Stated problem
Turn the records, from the start through the line containing "contact-name[interactable]: TEFO bbox=[484, 56, 524, 73]", into a Markdown table with the columns "Row" and "Line", one numbered row per line and no blank lines.

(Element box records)
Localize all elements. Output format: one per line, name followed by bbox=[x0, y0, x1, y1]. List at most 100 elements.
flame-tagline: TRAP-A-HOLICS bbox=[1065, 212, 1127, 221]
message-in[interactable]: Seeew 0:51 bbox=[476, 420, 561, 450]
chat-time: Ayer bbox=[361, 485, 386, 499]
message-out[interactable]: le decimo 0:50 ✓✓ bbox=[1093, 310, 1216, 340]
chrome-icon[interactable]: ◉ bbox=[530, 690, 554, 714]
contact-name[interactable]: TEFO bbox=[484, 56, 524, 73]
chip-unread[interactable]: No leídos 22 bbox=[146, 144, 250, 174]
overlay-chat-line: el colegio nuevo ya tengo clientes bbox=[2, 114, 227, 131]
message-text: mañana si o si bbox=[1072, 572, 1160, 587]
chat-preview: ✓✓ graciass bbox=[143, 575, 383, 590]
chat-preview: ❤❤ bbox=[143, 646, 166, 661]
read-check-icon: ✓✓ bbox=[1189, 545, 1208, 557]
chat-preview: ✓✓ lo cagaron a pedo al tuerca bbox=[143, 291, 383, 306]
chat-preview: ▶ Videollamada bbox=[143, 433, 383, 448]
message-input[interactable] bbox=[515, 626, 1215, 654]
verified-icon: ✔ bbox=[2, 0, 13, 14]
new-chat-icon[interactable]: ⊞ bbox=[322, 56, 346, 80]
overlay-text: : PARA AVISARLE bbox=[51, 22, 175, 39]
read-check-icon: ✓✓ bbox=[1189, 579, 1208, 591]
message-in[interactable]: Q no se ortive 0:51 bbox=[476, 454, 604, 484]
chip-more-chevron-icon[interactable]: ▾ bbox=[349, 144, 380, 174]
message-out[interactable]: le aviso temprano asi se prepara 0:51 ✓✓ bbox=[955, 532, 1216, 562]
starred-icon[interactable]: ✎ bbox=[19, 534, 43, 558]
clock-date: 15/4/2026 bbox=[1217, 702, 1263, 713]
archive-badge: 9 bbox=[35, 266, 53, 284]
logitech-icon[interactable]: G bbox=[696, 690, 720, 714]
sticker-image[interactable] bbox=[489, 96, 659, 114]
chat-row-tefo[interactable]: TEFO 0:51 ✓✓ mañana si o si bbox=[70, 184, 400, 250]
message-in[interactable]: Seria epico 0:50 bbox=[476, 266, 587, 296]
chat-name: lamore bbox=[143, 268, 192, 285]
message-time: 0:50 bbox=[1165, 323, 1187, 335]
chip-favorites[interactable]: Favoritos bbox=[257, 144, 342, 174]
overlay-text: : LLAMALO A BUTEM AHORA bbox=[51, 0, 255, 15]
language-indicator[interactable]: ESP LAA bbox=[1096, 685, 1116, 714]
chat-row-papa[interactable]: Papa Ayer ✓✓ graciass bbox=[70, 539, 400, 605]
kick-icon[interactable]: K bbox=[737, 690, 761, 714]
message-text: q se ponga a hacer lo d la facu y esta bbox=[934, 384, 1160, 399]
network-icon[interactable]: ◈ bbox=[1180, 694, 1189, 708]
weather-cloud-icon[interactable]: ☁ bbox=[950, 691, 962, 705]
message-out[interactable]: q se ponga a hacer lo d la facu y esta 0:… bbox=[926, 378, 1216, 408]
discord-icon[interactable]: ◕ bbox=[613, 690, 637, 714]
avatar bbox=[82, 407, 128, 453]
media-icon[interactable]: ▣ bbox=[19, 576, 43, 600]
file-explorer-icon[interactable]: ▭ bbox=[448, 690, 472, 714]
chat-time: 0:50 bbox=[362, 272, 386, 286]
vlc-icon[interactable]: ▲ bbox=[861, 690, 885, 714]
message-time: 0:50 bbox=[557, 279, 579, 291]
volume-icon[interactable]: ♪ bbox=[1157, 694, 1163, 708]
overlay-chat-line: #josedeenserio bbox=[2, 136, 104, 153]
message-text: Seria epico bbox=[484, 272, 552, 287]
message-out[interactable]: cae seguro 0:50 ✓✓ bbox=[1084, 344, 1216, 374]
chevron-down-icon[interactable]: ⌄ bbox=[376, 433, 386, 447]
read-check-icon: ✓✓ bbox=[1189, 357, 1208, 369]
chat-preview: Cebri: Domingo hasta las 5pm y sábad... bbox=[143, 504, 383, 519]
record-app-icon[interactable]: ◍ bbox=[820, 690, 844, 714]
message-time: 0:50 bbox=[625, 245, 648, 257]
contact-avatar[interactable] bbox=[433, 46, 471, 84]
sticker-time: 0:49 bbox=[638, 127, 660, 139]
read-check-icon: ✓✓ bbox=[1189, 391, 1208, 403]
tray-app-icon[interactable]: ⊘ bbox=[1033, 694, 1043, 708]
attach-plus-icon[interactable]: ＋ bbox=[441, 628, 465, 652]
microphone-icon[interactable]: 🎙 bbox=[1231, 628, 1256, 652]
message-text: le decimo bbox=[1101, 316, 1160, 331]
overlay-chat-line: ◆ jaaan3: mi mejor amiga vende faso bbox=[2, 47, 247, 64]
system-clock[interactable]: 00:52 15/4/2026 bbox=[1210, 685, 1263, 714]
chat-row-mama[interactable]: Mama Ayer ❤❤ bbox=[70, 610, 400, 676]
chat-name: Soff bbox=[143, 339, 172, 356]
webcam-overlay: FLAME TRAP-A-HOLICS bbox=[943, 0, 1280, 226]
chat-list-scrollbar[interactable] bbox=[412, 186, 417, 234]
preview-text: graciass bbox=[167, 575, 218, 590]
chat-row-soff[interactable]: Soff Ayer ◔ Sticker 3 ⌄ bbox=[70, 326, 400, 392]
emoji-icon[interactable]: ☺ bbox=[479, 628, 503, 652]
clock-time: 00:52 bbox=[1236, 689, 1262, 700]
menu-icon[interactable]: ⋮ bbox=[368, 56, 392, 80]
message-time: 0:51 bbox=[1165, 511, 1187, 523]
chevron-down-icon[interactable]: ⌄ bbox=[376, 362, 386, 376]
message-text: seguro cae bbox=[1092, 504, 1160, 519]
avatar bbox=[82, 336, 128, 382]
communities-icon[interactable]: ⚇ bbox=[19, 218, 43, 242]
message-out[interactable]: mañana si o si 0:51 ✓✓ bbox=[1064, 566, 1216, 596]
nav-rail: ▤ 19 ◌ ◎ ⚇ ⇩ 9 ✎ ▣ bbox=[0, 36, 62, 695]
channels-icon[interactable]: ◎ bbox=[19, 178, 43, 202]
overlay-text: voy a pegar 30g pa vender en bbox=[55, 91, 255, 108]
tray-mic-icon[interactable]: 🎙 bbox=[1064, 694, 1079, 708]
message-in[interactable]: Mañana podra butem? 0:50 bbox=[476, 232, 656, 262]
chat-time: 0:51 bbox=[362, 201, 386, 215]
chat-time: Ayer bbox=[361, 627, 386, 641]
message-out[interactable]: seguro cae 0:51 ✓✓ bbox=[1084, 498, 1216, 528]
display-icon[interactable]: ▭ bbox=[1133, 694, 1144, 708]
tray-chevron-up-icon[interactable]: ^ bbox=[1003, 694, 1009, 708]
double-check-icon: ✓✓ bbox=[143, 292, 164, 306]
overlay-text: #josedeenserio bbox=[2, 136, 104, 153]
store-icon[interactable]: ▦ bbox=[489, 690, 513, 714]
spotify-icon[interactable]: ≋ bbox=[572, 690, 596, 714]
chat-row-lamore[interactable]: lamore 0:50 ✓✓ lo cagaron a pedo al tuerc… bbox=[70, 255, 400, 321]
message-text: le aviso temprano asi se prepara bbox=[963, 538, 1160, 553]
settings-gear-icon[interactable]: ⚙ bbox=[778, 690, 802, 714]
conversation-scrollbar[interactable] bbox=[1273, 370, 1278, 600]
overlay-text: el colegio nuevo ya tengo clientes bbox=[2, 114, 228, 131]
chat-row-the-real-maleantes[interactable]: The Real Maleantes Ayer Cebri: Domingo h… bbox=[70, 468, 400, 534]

Task output
| Row | Line |
|---|---|
| 1 | Localize all elements. Output format: one per line, name followed by bbox=[x0, y0, x1, y1]. List at most 100 elements. |
| 2 | flame-tagline: TRAP-A-HOLICS bbox=[1065, 212, 1127, 221] |
| 3 | message-in[interactable]: Seeew 0:51 bbox=[476, 420, 561, 450] |
| 4 | chat-time: Ayer bbox=[361, 485, 386, 499] |
| 5 | message-out[interactable]: le decimo 0:50 ✓✓ bbox=[1093, 310, 1216, 340] |
| 6 | chrome-icon[interactable]: ◉ bbox=[530, 690, 554, 714] |
| 7 | contact-name[interactable]: TEFO bbox=[484, 56, 524, 73] |